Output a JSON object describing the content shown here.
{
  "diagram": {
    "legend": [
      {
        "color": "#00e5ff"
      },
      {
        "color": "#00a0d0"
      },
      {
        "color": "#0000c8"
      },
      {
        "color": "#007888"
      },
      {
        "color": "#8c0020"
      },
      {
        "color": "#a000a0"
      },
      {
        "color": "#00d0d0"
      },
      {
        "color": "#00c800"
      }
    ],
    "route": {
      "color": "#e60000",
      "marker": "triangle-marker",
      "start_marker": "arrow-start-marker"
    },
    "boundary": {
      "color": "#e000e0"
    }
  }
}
+++++
* DIRECTION *
Go through the records and print each one exactly.

* COMPLETE ANSWER *
Output a JSON object describing the content shown here.
{
  "diagram": {
    "legend": [
      {
        "color": "#00e5ff"
      },
      {
        "color": "#00a0d0"
      },
      {
        "color": "#0000c8"
      },
      {
        "color": "#007888"
      },
      {
        "color": "#8c0020"
      },
      {
        "color": "#a000a0"
      },
      {
        "color": "#00d0d0"
      },
      {
        "color": "#00c800"
      }
    ],
    "route": {
      "color": "#e60000",
      "marker": "triangle-marker",
      "start_marker": "arrow-start-marker"
    },
    "boundary": {
      "color": "#e000e0"
    }
  }
}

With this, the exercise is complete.